• **WRITTEN INSTRUCTION**:
Copy out the entries below in full and exactly.

• **EXTRACTED RECORDS**:
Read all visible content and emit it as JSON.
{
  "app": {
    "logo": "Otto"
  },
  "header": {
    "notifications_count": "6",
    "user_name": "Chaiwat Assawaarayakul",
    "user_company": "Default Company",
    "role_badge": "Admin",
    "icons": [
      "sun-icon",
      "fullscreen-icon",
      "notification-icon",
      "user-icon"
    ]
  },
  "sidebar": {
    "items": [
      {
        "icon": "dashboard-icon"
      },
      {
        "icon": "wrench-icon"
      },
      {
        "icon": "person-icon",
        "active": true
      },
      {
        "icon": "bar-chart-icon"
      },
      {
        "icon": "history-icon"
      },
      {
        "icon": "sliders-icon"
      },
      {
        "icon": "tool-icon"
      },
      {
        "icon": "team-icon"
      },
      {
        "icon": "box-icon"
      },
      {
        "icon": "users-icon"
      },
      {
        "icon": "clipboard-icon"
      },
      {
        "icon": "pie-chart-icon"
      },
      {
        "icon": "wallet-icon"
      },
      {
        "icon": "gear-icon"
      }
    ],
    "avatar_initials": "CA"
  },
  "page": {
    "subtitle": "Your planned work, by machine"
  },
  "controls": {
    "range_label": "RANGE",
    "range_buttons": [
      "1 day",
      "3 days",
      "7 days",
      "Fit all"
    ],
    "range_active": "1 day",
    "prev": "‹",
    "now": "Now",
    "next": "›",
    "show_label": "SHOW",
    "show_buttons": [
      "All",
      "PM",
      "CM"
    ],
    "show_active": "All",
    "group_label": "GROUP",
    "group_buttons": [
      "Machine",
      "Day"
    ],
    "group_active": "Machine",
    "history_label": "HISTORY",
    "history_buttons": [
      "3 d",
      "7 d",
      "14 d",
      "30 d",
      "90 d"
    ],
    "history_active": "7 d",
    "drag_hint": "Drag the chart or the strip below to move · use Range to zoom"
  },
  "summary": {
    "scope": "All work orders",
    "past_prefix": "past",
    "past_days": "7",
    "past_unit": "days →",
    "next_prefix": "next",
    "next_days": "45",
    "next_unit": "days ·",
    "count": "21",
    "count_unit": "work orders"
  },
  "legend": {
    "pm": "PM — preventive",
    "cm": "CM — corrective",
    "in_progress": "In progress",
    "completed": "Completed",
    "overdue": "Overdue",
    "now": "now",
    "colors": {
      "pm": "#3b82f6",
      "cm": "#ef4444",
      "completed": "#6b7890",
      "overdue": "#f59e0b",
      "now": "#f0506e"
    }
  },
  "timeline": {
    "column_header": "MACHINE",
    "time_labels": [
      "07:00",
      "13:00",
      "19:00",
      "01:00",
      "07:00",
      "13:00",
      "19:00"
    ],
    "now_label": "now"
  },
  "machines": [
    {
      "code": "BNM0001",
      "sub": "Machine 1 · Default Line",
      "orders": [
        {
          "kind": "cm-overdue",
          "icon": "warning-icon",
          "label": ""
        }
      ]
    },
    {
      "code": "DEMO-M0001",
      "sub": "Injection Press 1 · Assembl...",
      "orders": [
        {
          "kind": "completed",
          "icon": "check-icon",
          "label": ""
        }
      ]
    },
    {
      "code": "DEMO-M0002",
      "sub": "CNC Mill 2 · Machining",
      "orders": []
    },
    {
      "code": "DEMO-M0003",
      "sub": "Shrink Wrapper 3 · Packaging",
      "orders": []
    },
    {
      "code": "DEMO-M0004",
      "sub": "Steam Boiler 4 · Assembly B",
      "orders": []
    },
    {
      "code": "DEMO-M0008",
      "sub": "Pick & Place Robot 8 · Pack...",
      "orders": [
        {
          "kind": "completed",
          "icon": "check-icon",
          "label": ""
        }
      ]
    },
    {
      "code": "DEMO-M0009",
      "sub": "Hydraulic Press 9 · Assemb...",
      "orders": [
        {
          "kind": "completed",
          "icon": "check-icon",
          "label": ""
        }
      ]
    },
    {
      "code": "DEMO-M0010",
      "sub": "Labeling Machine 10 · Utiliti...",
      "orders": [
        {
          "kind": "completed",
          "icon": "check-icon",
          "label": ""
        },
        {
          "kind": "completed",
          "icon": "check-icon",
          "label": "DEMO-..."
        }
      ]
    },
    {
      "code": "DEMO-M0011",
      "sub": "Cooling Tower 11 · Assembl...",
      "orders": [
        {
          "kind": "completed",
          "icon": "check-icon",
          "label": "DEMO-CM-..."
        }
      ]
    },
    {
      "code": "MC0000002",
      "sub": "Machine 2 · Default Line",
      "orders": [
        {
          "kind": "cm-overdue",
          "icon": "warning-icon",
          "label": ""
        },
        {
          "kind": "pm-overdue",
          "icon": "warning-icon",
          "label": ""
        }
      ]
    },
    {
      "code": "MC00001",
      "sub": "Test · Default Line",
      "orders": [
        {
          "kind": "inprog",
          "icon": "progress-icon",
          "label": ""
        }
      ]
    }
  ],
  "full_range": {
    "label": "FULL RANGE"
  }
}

• **PROBLEM SOLUTION**:
Read all visible content and emit it as JSON.
{
  "app": {
    "logo": "Otto"
  },
  "header": {
    "notifications_count": "6",
    "user_name": "Chaiwat Assawaarayakul",
    "user_company": "Default Company",
    "role_badge": "Admin",
    "icons": [
      "sun-icon",
      "fullscreen-icon",
      "notification-icon",
      "user-icon"
    ]
  },
  "sidebar": {
    "items": [
      {
        "icon": "dashboard-icon"
      },
      {
        "icon": "wrench-icon"
      },
      {
        "icon": "person-icon",
        "active": true
      },
      {
        "icon": "bar-chart-icon"
      },
      {
        "icon": "history-icon"
      },
      {
        "icon": "sliders-icon"
      },
      {
        "icon": "tool-icon"
      },
      {
        "icon": "team-icon"
      },
      {
        "icon": "box-icon"
      },
      {
        "icon": "users-icon"
      },
      {
        "icon": "clipboard-icon"
      },
      {
        "icon": "pie-chart-icon"
      },
      {
        "icon": "wallet-icon"
      },
      {
        "icon": "gear-icon"
      }
    ],
    "avatar_initials": "CA"
  },
  "page": {
    "subtitle": "Your planned work, by machine"
  },
  "controls": {
    "range_label": "RANGE",
    "range_buttons": [
      "1 day",
      "3 days",
      "7 days",
      "Fit all"
    ],
    "range_active": "1 day",
    "prev": "‹",
    "now": "Now",
    "next": "›",
    "show_label": "SHOW",
    "show_buttons": [
      "All",
      "PM",
      "CM"
    ],
    "show_active": "All",
    "group_label": "GROUP",
    "group_buttons": [
      "Machine",
      "Day"
    ],
    "group_active": "Machine",
    "history_label": "HISTORY",
    "history_buttons": [
      "3 d",
      "7 d",
      "14 d",
      "30 d",
      "90 d"
    ],
    "history_active": "7 d",
    "drag_hint": "Drag the chart or the strip below to move · use Range to zoom"
  },
  "summary": {
    "scope": "All work orders",
    "past_prefix": "past",
    "past_days": "7",
    "past_unit": "days →",
    "next_prefix": "next",
    "next_days": "45",
    "next_unit": "days ·",
    "count": "21",
    "count_unit": "work orders"
  },
  "legend": {
    "pm": "PM — preventive",
    "cm": "CM — corrective",
    "in_progress": "In progress",
    "completed": "Completed",
    "overdue": "Overdue",
    "now": "now",
    "colors": {
      "pm": "#3b82f6",
      "cm": "#ef4444",
      "completed": "#6b7890",
      "overdue": "#f59e0b",
      "now": "#f0506e"
    }
  },
  "timeline": {
    "column_header": "MACHINE",
    "time_labels": [
      "07:00",
      "13:00",
      "19:00",
      "01:00",
      "07:00",
      "13:00",
      "19:00"
    ],
    "now_label": "now"
  },
  "machines": [
    {
      "code": "BNM0001",
      "sub": "Machine 1 · Default Line",
      "orders": [
        {
          "kind": "cm-overdue",
          "icon": "warning-icon",
          "label": ""
        }
      ]
    },
    {
      "code": "DEMO-M0001",
      "sub": "Injection Press 1 · Assembl...",
      "orders": [
        {
          "kind": "completed",
          "icon": "check-icon",
          "label": ""
        }
      ]
    },
    {
      "code": "DEMO-M0002",
      "sub": "CNC Mill 2 · Machining",
      "orders": []
    },
    {
      "code": "DEMO-M0003",
      "sub": "Shrink Wrapper 3 · Packaging",
      "orders": []
    },
    {
      "code": "DEMO-M0004",
      "sub": "Steam Boiler 4 · Assembly B",
      "orders": []
    },
    {
      "code": "DEMO-M0008",
      "sub": "Pick & Place Robot 8 · Pack...",
      "orders": [
        {
          "kind": "completed",
          "icon": "check-icon",
          "label": ""
        }
      ]
    },
    {
      "code": "DEMO-M0009",
      "sub": "Hydraulic Press 9 · Assemb...",
      "orders": [
        {
          "kind": "completed",
          "icon": "check-icon",
          "label": ""
        }
      ]
    },
    {
      "code": "DEMO-M0010",
      "sub": "Labeling Machine 10 · Utiliti...",
      "orders": [
        {
          "kind": "completed",
          "icon": "check-icon",
          "label": ""
        },
        {
          "kind": "completed",
          "icon": "check-icon",
          "label": "DEMO-..."
        }
      ]
    },
    {
      "code": "DEMO-M0011",
      "sub": "Cooling Tower 11 · Assembl...",
      "orders": [
        {
          "kind": "completed",
          "icon": "check-icon",
          "label": "DEMO-CM-..."
        }
      ]
    },
    {
      "code": "MC0000002",
      "sub": "Machine 2 · Default Line",
      "orders": [
        {
          "kind": "cm-overdue",
          "icon": "warning-icon",
          "label": ""
        },
        {
          "kind": "pm-overdue",
          "icon": "warning-icon",
          "label": ""
        }
      ]
    },
    {
      "code": "MC00001",
      "sub": "Test · Default Line",
      "orders": [
        {
          "kind": "inprog",
          "icon": "progress-icon",
          "label": ""
        }
      ]
    }
  ],
  "full_range": {
    "label": "FULL RANGE"
  }
}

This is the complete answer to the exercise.